[Dataset excerpts]
-=-=-=-=-
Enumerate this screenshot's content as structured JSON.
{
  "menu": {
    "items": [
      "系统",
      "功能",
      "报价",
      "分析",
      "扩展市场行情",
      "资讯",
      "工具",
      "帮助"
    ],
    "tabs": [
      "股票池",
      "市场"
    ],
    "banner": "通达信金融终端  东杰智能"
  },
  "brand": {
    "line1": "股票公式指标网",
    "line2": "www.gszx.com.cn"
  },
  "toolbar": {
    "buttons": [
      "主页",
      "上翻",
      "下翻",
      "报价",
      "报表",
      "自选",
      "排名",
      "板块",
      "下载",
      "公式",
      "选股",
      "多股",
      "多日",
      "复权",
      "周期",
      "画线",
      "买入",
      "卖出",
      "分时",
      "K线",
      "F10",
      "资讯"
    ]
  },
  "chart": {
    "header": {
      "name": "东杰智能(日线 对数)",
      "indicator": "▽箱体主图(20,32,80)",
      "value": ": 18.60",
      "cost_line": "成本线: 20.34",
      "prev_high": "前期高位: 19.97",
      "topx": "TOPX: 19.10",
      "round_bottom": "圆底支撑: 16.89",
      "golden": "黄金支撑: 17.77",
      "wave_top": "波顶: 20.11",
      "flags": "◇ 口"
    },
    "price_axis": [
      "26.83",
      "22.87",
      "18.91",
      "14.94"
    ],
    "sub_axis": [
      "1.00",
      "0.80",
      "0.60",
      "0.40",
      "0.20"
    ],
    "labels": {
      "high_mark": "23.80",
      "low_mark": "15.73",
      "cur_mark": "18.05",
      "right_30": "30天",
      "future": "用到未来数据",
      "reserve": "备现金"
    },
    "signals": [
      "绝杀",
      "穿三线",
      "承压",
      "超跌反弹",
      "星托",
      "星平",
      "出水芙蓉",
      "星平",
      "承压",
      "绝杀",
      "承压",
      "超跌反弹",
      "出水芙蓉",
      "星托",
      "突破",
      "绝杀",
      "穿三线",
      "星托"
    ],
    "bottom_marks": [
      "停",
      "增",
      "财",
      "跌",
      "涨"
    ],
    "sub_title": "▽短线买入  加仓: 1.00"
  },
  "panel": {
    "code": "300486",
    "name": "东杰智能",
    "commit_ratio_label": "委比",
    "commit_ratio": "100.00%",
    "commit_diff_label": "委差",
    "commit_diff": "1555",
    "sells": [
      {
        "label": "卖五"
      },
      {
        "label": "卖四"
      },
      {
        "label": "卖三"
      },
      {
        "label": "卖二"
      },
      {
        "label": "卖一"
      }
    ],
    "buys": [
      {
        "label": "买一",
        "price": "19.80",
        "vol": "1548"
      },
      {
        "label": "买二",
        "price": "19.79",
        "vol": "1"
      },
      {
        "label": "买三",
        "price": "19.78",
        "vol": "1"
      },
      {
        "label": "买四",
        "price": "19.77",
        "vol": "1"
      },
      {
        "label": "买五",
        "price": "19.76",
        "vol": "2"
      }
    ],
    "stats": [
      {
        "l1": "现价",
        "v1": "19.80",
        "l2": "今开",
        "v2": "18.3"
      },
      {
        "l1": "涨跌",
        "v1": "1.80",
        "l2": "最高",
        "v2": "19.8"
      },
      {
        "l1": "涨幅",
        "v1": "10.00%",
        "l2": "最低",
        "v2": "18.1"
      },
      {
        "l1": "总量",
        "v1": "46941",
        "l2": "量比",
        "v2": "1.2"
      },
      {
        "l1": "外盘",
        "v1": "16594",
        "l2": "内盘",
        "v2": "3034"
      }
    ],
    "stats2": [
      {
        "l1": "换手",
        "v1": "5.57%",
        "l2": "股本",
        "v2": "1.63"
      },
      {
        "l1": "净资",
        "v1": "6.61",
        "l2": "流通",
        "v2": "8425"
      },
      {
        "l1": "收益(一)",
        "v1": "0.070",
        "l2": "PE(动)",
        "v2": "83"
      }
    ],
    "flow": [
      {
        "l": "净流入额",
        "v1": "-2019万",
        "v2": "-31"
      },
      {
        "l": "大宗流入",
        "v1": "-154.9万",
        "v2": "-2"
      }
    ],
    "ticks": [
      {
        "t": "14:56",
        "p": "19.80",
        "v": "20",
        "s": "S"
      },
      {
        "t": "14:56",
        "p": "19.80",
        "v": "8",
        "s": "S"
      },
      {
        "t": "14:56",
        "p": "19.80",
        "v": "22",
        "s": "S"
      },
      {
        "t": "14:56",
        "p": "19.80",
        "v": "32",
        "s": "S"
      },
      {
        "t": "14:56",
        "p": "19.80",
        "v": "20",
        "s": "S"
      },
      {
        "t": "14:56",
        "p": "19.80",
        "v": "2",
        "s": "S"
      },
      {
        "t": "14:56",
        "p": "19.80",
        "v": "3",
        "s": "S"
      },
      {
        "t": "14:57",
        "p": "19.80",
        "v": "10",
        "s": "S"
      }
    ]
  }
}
-=-=-=-=-
Exercise objective » Restate the whole listing exactly.

Complete answer »
Enumerate this screenshot's content as structured JSON.
{
  "menu": {
    "items": [
      "系统",
      "功能",
      "报价",
      "分析",
      "扩展市场行情",
      "资讯",
      "工具",
      "帮助"
    ],
    "tabs": [
      "股票池",
      "市场"
    ],
    "banner": "通达信金融终端  东杰智能"
  },
  "brand": {
    "line1": "股票公式指标网",
    "line2": "www.gszx.com.cn"
  },
  "toolbar": {
    "buttons": [
      "主页",
      "上翻",
      "下翻",
      "报价",
      "报表",
      "自选",
      "排名",
      "板块",
      "下载",
      "公式",
      "选股",
      "多股",
      "多日",
      "复权",
      "周期",
      "画线",
      "买入",
      "卖出",
      "分时",
      "K线",
      "F10",
      "资讯"
    ]
  },
  "chart": {
    "header": {
      "name": "东杰智能(日线 对数)",
      "indicator": "▽箱体主图(20,32,80)",
      "value": ": 18.60",
      "cost_line": "成本线: 20.34",
      "prev_high": "前期高位: 19.97",
      "topx": "TOPX: 19.10",
      "round_bottom": "圆底支撑: 16.89",
      "golden": "黄金支撑: 17.77",
      "wave_top": "波顶: 20.11",
      "flags": "◇ 口"
    },
    "price_axis": [
      "26.83",
      "22.87",
      "18.91",
      "14.94"
    ],
    "sub_axis": [
      "1.00",
      "0.80",
      "0.60",
      "0.40",
      "0.20"
    ],
    "labels": {
      "high_mark": "23.80",
      "low_mark": "15.73",
      "cur_mark": "18.05",
      "right_30": "30天",
      "future": "用到未来数据",
      "reserve": "备现金"
    },
    "signals": [
      "绝杀",
      "穿三线",
      "承压",
      "超跌反弹",
      "星托",
      "星平",
      "出水芙蓉",
      "星平",
      "承压",
      "绝杀",
      "承压",
      "超跌反弹",
      "出水芙蓉",
      "星托",
      "突破",
      "绝杀",
      "穿三线",
      "星托"
    ],
    "bottom_marks": [
      "停",
      "增",
      "财",
      "跌",
      "涨"
    ],
    "sub_title": "▽短线买入  加仓: 1.00"
  },
  "panel": {
    "code": "300486",
    "name": "东杰智能",
    "commit_ratio_label": "委比",
    "commit_ratio": "100.00%",
    "commit_diff_label": "委差",
    "commit_diff": "1555",
    "sells": [
      {
        "label": "卖五"
      },
      {
        "label": "卖四"
      },
      {
        "label": "卖三"
      },
      {
        "label": "卖二"
      },
      {
        "label": "卖一"
      }
    ],
    "buys": [
      {
        "label": "买一",
        "price": "19.80",
        "vol": "1548"
      },
      {
        "label": "买二",
        "price": "19.79",
        "vol": "1"
      },
      {
        "label": "买三",
        "price": "19.78",
        "vol": "1"
      },
      {
        "label": "买四",
        "price": "19.77",
        "vol": "1"
      },
      {
        "label": "买五",
        "price": "19.76",
        "vol": "2"
      }
    ],
    "stats": [
      {
        "l1": "现价",
        "v1": "19.80",
        "l2": "今开",
        "v2": "18.3"
      },
      {
        "l1": "涨跌",
        "v1": "1.80",
        "l2": "最高",
        "v2": "19.8"
      },
      {
        "l1": "涨幅",
        "v1": "10.00%",
        "l2": "最低",
        "v2": "18.1"
      },
      {
        "l1": "总量",
        "v1": "46941",
        "l2": "量比",
        "v2": "1.2"
      },
      {
        "l1": "外盘",
        "v1": "16594",
        "l2": "内盘",
        "v2": "3034"
      }
    ],
    "stats2": [
      {
        "l1": "换手",
        "v1": "5.57%",
        "l2": "股本",
        "v2": "1.63"
      },
      {
        "l1": "净资",
        "v1": "6.61",
        "l2": "流通",
        "v2": "8425"
      },
      {
        "l1": "收益(一)",
        "v1": "0.070",
        "l2": "PE(动)",
        "v2": "83"
      }
    ],
    "flow": [
      {
        "l": "净流入额",
        "v1": "-2019万",
        "v2": "-31"
      },
      {
        "l": "大宗流入",
        "v1": "-154.9万",
        "v2": "-2"
      }
    ],
    "ticks": [
      {
        "t": "14:56",
        "p": "19.80",
        "v": "20",
        "s": "S"
      },
      {
        "t": "14:56",
        "p": "19.80",
        "v": "8",
        "s": "S"
      },
      {
        "t": "14:56",
        "p": "19.80",
        "v": "22",
        "s": "S"
      },
      {
        "t": "14:56",
        "p": "19.80",
        "v": "32",
        "s": "S"
      },
      {
        "t": "14:56",
        "p": "19.80",
        "v": "20",
        "s": "S"
      },
      {
        "t": "14:56",
        "p": "19.80",
        "v": "2",
        "s": "S"
      },
      {
        "t": "14:56",
        "p": "19.80",
        "v": "3",
        "s": "S"
      },
      {
        "t": "14:57",
        "p": "19.80",
        "v": "10",
        "s": "S"
      }
    ]
  }
}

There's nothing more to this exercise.